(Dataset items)
[Start]

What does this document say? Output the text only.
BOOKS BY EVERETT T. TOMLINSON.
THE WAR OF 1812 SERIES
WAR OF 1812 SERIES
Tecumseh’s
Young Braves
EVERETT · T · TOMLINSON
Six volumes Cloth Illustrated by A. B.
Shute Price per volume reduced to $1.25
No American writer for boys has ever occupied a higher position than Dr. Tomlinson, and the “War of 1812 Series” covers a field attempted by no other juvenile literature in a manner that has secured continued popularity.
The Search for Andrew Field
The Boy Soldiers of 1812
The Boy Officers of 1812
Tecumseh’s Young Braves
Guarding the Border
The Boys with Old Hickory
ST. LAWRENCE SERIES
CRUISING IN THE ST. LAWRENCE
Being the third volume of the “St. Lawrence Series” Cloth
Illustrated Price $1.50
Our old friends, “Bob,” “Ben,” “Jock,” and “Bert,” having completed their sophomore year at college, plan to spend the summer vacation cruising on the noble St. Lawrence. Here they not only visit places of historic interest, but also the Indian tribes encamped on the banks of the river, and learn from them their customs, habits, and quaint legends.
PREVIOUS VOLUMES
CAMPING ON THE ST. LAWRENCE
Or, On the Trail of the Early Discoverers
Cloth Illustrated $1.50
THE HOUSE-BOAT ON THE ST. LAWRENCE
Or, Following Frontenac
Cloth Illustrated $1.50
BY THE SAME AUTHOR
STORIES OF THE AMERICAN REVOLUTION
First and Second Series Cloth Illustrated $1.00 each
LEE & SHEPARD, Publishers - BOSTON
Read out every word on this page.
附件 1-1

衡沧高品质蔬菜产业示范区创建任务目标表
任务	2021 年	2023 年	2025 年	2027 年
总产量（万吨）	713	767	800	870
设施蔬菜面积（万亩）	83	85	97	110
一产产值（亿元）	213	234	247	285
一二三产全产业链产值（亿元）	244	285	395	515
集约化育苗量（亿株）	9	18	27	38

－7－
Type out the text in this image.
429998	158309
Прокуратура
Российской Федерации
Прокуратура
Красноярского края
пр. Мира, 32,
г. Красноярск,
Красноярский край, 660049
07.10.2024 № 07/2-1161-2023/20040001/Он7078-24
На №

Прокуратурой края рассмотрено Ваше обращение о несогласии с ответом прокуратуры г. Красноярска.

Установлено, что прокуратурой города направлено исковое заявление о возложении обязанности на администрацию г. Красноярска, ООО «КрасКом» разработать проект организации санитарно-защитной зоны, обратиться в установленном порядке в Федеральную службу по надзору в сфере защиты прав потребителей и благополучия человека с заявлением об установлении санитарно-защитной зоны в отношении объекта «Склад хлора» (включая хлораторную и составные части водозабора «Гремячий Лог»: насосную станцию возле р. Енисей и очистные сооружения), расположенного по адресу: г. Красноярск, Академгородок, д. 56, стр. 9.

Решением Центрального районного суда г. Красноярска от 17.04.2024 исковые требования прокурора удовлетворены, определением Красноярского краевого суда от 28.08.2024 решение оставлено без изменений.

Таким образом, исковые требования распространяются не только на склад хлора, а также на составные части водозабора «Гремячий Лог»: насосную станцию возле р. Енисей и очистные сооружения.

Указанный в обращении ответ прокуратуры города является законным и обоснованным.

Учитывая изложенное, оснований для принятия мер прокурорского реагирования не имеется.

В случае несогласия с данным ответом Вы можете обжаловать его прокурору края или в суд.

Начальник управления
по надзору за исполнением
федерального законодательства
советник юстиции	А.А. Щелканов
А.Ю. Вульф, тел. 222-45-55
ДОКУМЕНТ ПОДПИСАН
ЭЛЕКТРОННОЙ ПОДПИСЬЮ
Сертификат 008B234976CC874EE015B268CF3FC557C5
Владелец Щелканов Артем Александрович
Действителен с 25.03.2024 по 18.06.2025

[End]

▶ **Instruction**
Write out every record shown above, word for word.

▶ **Solution for this exercise**
What does this document say? Output the text only.
BOOKS BY EVERETT T. TOMLINSON.
THE WAR OF 1812 SERIES
WAR OF 1812 SERIES
Tecumseh’s
Young Braves
EVERETT · T · TOMLINSON
Six volumes Cloth Illustrated by A. B.
Shute Price per volume reduced to $1.25
No American writer for boys has ever occupied a higher position than Dr. Tomlinson, and the “War of 1812 Series” covers a field attempted by no other juvenile literature in a manner that has secured continued popularity.
The Search for Andrew Field
The Boy Soldiers of 1812
The Boy Officers of 1812
Tecumseh’s Young Braves
Guarding the Border
The Boys with Old Hickory
ST. LAWRENCE SERIES
CRUISING IN THE ST. LAWRENCE
Being the third volume of the “St. Lawrence Series” Cloth
Illustrated Price $1.50
Our old friends, “Bob,” “Ben,” “Jock,” and “Bert,” having completed their sophomore year at college, plan to spend the summer vacation cruising on the noble St. Lawrence. Here they not only visit places of historic interest, but also the Indian tribes encamped on the banks of the river, and learn from them their customs, habits, and quaint legends.
PREVIOUS VOLUMES
CAMPING ON THE ST. LAWRENCE
Or, On the Trail of the Early Discoverers
Cloth Illustrated $1.50
THE HOUSE-BOAT ON THE ST. LAWRENCE
Or, Following Frontenac
Cloth Illustrated $1.50
BY THE SAME AUTHOR
STORIES OF THE AMERICAN REVOLUTION
First and Second Series Cloth Illustrated $1.00 each
LEE & SHEPARD, Publishers - BOSTON
Read out every word on this page.
附件 1-1

衡沧高品质蔬菜产业示范区创建任务目标表
任务	2021 年	2023 年	2025 年	2027 年
总产量（万吨）	713	767	800	870
设施蔬菜面积（万亩）	83	85	97	110
一产产值（亿元）	213	234	247	285
一二三产全产业链产值（亿元）	244	285	395	515
集约化育苗量（亿株）	9	18	27	38

－7－
Type out the text in this image.
429998	158309
Прокуратура
Российской Федерации
Прокуратура
Красноярского края
пр. Мира, 32,
г. Красноярск,
Красноярский край, 660049
07.10.2024 № 07/2-1161-2023/20040001/Он7078-24
На №

Прокуратурой края рассмотрено Ваше обращение о несогласии с ответом прокуратуры г. Красноярска.

Установлено, что прокуратурой города направлено исковое заявление о возложении обязанности на администрацию г. Красноярска, ООО «КрасКом» разработать проект организации санитарно-защитной зоны, обратиться в установленном порядке в Федеральную службу по надзору в сфере защиты прав потребителей и благополучия человека с заявлением об установлении санитарно-защитной зоны в отношении объекта «Склад хлора» (включая хлораторную и составные части водозабора «Гремячий Лог»: насосную станцию возле р. Енисей и очистные сооружения), расположенного по адресу: г. Красноярск, Академгородок, д. 56, стр. 9.

Решением Центрального районного суда г. Красноярска от 17.04.2024 исковые требования прокурора удовлетворены, определением Красноярского краевого суда от 28.08.2024 решение оставлено без изменений.

Таким образом, исковые требования распространяются не только на склад хлора, а также на составные части водозабора «Гремячий Лог»: насосную станцию возле р. Енисей и очистные сооружения.

Указанный в обращении ответ прокуратуры города является законным и обоснованным.

Учитывая изложенное, оснований для принятия мер прокурорского реагирования не имеется.

В случае несогласия с данным ответом Вы можете обжаловать его прокурору края или в суд.

Начальник управления
по надзору за исполнением
федерального законодательства
советник юстиции	А.А. Щелканов
А.Ю. Вульф, тел. 222-45-55
ДОКУМЕНТ ПОДПИСАН
ЭЛЕКТРОННОЙ ПОДПИСЬЮ
Сертификат 008B234976CC874EE015B268CF3FC557C5
Владелец Щелканов Артем Александрович
Действителен с 25.03.2024 по 18.06.2025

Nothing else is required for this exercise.